DIRECTIONS> List each line holding the string "title".

RECORDS SUPPLIED>
################
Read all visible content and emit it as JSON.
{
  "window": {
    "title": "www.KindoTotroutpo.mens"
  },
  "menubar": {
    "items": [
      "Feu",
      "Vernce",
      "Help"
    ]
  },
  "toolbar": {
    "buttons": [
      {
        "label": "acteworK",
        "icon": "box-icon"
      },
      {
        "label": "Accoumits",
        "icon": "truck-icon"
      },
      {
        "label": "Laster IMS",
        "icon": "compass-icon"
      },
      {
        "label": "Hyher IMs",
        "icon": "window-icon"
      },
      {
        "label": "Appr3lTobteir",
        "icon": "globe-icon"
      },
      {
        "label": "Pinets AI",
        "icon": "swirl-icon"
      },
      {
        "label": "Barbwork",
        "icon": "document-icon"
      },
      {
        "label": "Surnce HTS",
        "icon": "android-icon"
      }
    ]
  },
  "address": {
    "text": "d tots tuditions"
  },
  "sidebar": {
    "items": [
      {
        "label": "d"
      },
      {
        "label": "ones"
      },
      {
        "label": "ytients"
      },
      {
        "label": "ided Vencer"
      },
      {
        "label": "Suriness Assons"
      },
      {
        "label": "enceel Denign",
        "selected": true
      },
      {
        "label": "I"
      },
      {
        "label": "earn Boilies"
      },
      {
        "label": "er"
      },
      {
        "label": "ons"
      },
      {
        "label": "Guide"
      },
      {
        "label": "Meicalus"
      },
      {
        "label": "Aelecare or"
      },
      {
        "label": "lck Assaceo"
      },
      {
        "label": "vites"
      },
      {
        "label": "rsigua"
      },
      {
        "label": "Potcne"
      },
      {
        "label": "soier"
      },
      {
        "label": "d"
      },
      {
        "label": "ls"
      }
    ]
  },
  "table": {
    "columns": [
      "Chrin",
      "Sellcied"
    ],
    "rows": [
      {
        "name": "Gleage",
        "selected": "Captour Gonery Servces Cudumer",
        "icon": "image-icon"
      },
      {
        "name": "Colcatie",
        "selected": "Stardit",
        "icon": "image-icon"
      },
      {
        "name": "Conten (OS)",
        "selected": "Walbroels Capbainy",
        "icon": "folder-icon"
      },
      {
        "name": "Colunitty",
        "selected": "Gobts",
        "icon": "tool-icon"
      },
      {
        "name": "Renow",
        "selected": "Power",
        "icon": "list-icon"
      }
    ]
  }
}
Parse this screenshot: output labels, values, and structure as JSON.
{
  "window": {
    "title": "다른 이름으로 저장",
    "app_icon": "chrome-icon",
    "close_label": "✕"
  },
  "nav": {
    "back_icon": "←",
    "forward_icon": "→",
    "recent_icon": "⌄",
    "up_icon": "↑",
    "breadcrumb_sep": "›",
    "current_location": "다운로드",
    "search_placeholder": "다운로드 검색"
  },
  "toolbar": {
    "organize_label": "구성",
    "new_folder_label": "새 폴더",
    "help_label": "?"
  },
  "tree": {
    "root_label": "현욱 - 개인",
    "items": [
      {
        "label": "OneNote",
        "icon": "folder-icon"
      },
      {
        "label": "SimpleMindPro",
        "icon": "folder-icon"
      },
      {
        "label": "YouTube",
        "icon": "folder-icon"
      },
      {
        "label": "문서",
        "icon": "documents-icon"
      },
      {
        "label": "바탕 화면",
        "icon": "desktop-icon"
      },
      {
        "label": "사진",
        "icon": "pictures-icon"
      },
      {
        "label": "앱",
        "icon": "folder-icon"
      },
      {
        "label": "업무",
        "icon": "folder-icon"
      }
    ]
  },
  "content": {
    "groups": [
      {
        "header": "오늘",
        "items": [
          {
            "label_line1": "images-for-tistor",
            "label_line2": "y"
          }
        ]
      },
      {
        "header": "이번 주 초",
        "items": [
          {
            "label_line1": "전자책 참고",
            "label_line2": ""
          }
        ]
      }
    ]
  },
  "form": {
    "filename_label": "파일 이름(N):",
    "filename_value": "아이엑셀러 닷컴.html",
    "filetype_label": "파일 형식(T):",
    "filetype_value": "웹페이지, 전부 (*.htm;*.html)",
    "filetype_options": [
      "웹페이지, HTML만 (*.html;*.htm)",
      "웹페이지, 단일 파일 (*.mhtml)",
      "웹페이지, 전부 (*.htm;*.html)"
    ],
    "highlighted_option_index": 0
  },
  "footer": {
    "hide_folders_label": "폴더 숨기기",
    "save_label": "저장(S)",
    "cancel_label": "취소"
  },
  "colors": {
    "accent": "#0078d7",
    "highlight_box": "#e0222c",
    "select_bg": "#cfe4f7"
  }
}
################
EXERCISE ANSWER>
    "title": "www.KindoTotroutpo.mens"
    "title": "다른 이름으로 저장",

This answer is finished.